BRIEF:
The answer should consist of each line below that contains the word "contamination".

THE INPUT:
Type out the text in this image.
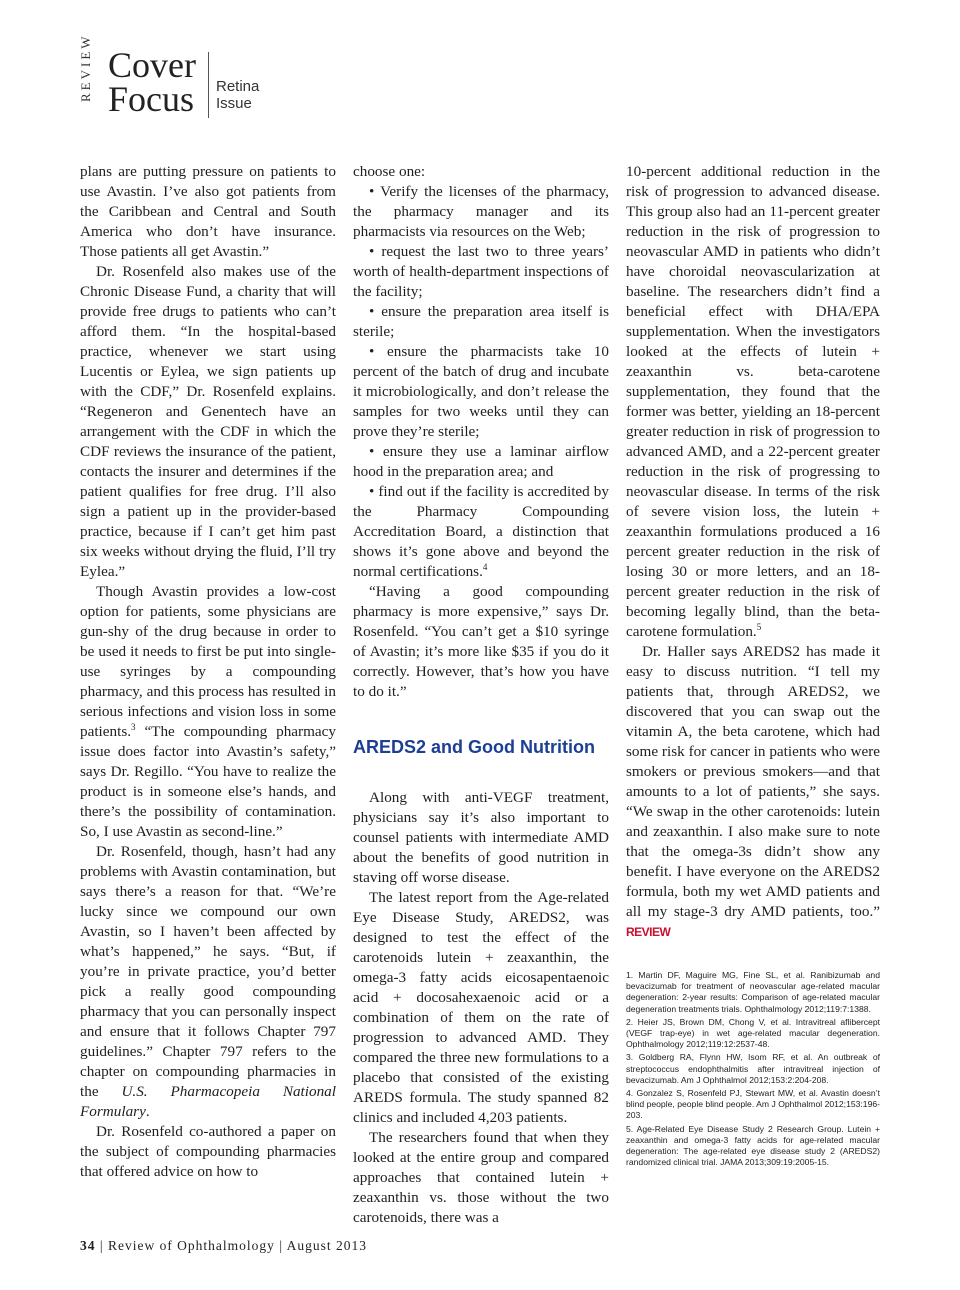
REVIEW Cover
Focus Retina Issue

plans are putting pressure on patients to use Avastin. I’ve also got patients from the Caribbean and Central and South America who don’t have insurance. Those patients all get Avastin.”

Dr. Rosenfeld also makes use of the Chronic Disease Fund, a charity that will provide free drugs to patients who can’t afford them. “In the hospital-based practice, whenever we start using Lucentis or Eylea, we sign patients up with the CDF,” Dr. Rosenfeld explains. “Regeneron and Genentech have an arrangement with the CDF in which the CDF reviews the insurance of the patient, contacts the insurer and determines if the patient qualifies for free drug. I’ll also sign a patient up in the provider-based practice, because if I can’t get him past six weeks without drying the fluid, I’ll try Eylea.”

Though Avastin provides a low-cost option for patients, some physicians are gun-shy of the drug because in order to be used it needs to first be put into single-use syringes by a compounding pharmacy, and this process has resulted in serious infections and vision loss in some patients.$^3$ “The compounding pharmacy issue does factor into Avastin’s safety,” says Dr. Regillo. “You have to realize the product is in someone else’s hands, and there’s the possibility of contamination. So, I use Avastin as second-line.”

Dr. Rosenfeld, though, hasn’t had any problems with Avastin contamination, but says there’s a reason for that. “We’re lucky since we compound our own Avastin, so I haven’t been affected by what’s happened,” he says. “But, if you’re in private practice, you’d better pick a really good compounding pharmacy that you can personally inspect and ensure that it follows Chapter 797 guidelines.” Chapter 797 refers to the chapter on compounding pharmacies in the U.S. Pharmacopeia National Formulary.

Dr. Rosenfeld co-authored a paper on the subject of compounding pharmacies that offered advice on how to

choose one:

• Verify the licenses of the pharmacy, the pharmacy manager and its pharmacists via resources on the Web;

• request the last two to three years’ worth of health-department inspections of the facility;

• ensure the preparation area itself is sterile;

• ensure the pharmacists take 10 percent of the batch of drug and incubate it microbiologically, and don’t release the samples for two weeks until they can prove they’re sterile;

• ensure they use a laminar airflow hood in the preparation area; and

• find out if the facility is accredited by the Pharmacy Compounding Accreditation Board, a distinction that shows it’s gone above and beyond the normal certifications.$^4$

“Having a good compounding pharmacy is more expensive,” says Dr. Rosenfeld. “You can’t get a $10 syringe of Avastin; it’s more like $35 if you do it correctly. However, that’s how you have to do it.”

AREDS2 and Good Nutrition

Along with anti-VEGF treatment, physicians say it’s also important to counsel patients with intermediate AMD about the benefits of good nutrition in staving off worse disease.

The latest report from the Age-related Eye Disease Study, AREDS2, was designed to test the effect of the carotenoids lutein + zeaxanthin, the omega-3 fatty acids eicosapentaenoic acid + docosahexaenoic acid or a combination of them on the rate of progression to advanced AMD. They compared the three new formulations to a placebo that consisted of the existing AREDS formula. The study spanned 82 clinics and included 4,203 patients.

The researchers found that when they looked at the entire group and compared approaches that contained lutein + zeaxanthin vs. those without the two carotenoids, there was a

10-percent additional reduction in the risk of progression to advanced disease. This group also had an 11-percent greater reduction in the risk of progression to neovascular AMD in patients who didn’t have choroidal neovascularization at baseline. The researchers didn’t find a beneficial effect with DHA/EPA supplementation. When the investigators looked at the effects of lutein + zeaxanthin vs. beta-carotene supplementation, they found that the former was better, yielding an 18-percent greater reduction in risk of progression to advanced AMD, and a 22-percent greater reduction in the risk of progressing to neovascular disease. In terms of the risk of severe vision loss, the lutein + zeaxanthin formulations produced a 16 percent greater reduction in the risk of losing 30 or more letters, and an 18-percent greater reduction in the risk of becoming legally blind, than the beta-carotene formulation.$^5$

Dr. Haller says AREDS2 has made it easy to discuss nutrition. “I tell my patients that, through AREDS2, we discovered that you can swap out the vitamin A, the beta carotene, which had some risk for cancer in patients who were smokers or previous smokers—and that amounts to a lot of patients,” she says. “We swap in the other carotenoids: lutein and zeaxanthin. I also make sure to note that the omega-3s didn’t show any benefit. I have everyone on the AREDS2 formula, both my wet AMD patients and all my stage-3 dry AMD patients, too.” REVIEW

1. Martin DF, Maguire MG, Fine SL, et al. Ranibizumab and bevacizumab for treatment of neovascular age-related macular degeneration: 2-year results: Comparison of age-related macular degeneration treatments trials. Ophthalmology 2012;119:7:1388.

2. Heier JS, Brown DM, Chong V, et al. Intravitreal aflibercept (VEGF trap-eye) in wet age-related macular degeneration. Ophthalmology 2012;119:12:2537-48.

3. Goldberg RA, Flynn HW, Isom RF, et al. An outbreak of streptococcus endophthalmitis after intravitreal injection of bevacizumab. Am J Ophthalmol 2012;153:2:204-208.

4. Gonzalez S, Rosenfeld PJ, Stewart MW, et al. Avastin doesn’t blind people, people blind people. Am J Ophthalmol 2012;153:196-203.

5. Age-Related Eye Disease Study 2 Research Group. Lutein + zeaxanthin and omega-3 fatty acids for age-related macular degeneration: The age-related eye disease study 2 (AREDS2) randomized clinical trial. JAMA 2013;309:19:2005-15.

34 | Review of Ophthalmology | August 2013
--
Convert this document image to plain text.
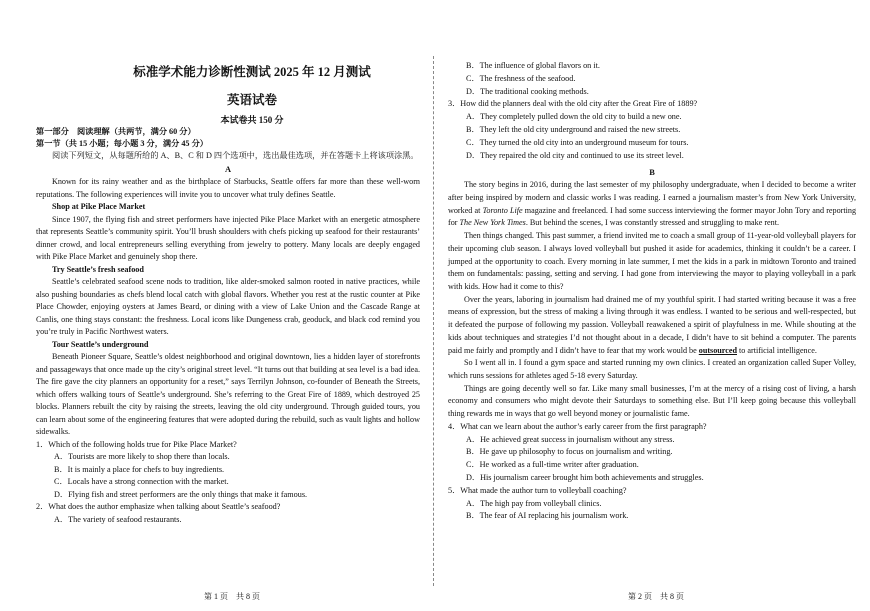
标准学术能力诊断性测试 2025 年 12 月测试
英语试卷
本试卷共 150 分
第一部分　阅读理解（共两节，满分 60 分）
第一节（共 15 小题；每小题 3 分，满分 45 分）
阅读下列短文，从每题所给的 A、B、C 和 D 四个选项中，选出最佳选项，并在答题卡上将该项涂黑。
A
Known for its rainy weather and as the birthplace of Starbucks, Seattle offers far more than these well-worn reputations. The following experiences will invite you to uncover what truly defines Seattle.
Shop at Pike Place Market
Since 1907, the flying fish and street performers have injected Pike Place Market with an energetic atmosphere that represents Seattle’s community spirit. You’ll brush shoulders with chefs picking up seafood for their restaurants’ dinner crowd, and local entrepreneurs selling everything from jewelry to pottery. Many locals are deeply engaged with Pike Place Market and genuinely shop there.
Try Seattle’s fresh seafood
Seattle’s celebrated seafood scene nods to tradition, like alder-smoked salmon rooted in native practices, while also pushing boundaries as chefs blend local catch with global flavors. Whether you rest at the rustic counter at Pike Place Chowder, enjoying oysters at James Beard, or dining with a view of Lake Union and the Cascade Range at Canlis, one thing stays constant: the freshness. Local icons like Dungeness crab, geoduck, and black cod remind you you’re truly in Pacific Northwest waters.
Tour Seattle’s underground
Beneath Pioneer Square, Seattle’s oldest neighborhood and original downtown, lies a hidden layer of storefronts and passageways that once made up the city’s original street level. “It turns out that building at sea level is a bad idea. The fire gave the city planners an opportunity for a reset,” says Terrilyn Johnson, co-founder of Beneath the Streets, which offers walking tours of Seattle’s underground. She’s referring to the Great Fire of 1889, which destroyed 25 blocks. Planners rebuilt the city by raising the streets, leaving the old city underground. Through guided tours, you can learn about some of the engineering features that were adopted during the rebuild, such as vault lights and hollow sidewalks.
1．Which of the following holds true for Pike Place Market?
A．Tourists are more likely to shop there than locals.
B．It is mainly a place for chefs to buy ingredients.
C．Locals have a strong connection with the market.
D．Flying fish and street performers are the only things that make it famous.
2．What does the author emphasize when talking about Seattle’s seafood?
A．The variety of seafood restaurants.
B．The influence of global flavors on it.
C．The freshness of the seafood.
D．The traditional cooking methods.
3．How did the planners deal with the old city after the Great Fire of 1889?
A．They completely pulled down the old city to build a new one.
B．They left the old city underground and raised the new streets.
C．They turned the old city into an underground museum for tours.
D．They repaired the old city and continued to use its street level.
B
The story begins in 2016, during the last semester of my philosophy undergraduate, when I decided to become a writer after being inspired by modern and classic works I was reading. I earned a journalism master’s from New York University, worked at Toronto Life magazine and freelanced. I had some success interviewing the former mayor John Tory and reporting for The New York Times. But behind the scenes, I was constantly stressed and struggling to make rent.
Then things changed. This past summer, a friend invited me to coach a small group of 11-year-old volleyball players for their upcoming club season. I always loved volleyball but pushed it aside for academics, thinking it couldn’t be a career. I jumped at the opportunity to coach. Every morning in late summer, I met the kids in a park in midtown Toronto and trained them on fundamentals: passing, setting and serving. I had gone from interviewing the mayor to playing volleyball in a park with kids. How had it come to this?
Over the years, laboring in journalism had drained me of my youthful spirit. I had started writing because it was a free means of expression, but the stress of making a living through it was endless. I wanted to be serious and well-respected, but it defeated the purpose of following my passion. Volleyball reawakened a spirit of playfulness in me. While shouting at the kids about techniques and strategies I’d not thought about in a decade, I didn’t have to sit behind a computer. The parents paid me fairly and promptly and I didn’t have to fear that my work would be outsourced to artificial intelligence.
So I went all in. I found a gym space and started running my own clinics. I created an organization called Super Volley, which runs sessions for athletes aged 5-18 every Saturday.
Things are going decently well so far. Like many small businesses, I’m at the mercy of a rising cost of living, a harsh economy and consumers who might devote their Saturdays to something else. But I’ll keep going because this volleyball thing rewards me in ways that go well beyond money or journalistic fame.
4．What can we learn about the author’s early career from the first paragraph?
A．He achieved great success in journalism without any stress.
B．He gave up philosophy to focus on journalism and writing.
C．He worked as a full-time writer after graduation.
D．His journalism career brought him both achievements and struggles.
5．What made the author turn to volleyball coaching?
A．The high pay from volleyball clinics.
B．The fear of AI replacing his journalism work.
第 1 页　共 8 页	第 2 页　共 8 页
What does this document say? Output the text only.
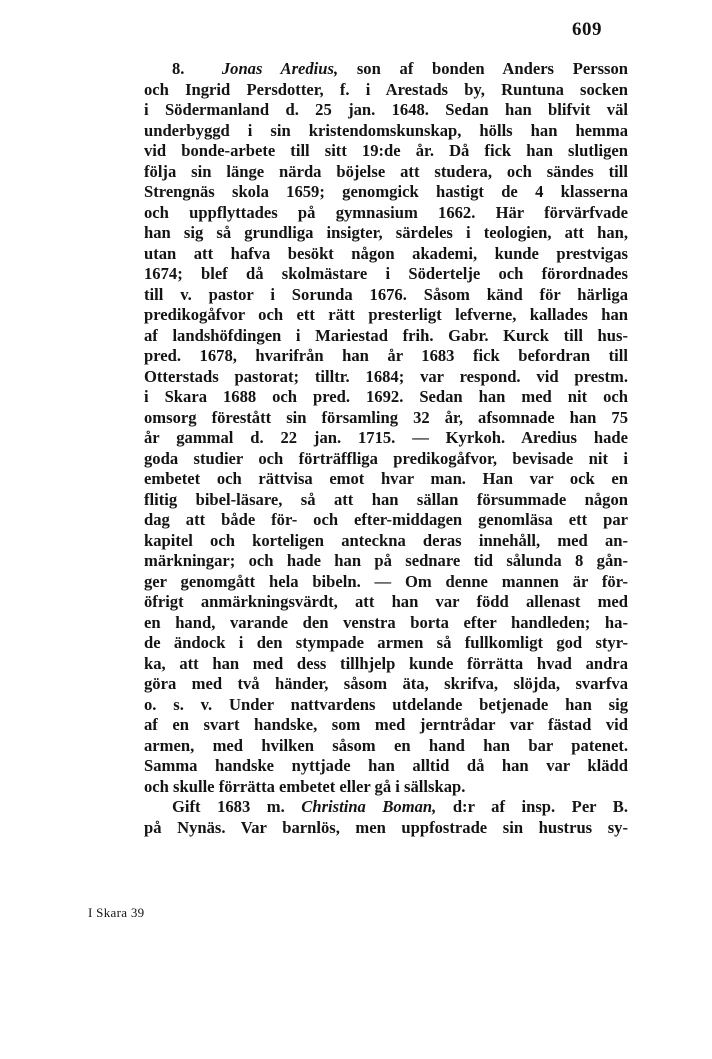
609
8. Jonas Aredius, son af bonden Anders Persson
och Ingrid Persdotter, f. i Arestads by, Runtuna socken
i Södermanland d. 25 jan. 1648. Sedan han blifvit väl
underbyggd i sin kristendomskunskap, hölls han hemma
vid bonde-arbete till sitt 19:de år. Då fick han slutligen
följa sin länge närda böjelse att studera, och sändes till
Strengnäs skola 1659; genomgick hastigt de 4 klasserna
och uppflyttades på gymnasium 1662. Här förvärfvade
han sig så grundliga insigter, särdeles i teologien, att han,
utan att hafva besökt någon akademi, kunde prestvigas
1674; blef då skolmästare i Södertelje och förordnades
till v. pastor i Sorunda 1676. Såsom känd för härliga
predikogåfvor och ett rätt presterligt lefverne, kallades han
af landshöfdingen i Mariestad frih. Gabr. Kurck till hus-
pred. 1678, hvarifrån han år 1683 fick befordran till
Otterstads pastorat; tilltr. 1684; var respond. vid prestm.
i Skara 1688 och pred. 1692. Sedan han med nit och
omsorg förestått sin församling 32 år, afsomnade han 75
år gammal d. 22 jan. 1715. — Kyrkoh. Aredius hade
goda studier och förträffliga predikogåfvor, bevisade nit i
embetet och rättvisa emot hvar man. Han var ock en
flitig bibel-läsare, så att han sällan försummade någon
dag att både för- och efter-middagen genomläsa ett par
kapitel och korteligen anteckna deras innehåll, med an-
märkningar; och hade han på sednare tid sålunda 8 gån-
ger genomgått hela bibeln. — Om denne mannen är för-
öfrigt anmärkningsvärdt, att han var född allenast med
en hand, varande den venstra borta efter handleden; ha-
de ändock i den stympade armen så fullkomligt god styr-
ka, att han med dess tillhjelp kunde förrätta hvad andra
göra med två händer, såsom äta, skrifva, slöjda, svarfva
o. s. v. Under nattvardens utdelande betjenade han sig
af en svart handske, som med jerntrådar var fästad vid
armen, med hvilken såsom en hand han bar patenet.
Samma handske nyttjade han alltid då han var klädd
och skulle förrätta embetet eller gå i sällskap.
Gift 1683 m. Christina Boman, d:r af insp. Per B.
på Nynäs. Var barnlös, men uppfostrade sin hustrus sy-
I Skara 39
---
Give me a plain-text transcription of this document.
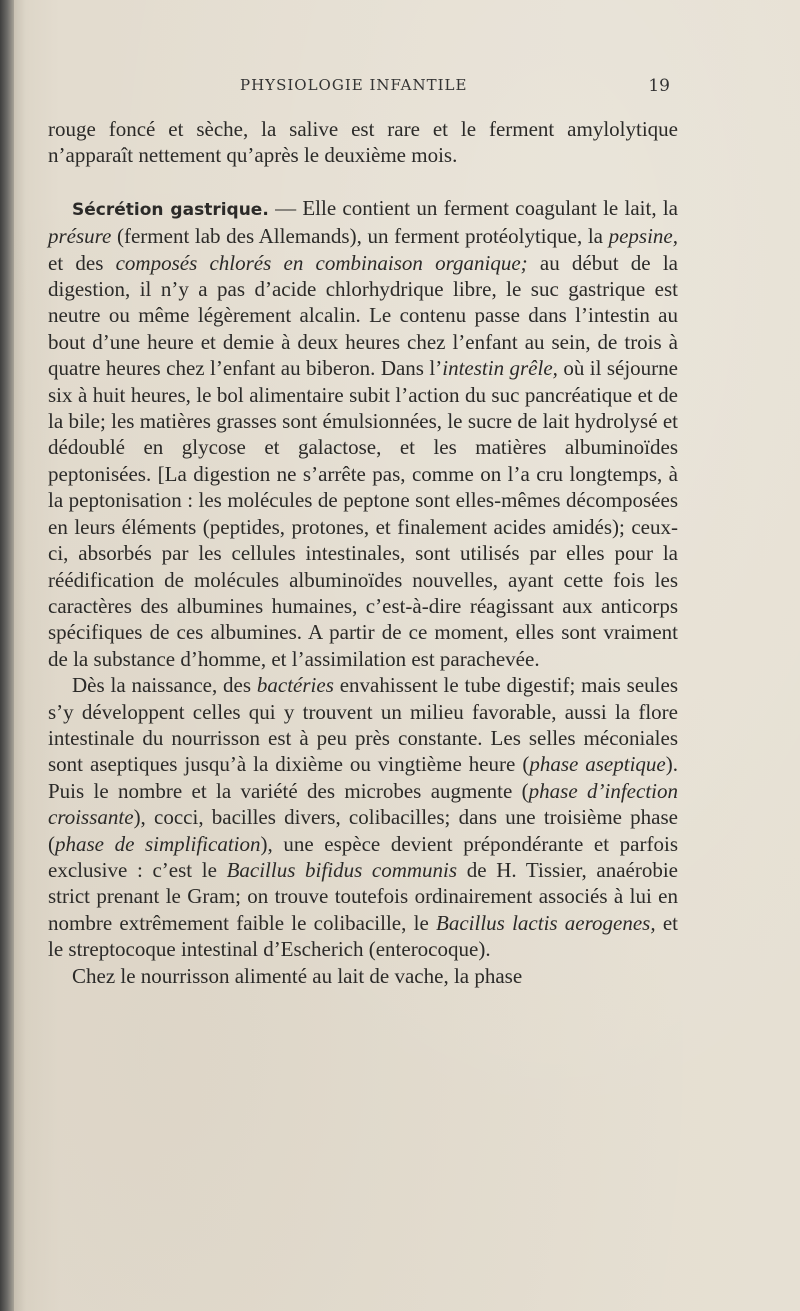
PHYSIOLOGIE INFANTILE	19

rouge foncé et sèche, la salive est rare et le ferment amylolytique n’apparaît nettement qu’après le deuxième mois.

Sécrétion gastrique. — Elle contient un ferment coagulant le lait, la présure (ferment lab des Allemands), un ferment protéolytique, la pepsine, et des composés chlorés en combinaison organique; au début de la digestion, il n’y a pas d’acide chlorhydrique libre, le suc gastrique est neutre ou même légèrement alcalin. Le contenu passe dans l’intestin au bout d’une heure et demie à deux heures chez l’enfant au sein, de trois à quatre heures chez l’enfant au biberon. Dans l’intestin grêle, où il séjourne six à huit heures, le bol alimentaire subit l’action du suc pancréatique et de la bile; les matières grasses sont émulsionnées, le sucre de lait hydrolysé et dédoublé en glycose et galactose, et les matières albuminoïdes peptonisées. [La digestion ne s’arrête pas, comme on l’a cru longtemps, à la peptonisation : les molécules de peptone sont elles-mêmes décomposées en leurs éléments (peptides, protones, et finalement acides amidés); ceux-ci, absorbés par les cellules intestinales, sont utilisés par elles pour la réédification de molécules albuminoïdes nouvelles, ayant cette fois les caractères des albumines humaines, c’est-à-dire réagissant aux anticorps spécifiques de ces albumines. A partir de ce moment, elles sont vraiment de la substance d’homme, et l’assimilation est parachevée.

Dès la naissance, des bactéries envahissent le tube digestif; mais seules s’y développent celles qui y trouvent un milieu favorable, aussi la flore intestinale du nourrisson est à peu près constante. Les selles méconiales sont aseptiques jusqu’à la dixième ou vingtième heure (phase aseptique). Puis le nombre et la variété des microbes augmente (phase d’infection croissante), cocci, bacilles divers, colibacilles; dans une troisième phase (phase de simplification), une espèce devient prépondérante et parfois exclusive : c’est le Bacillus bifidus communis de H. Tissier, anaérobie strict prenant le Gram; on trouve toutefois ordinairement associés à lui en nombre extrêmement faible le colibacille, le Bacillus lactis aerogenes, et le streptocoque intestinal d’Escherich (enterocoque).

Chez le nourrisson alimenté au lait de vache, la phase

ANSWER SPACE:
Though Avastin provides a low-cost option for patients, some physicians are gun-shy of the drug because in order to be used it needs to first be put into single-use syringes by a compounding pharmacy, and this process has resulted in serious infections and vision loss in some patients.$^3$ “The compounding pharmacy issue does factor into Avastin’s safety,” says Dr. Regillo. “You have to realize the product is in someone else’s hands, and there’s the possibility of contamination. So, I use Avastin as second-line.”
Dr. Rosenfeld, though, hasn’t had any problems with Avastin contamination, but says there’s a reason for that. “We’re lucky since we compound our own Avastin, so I haven’t been affected by what’s happened,” he says. “But, if you’re in private practice, you’d better pick a really good compounding pharmacy that you can personally inspect and ensure that it follows Chapter 797 guidelines.” Chapter 797 refers to the chapter on compounding pharmacies in the U.S. Pharmacopeia National Formulary.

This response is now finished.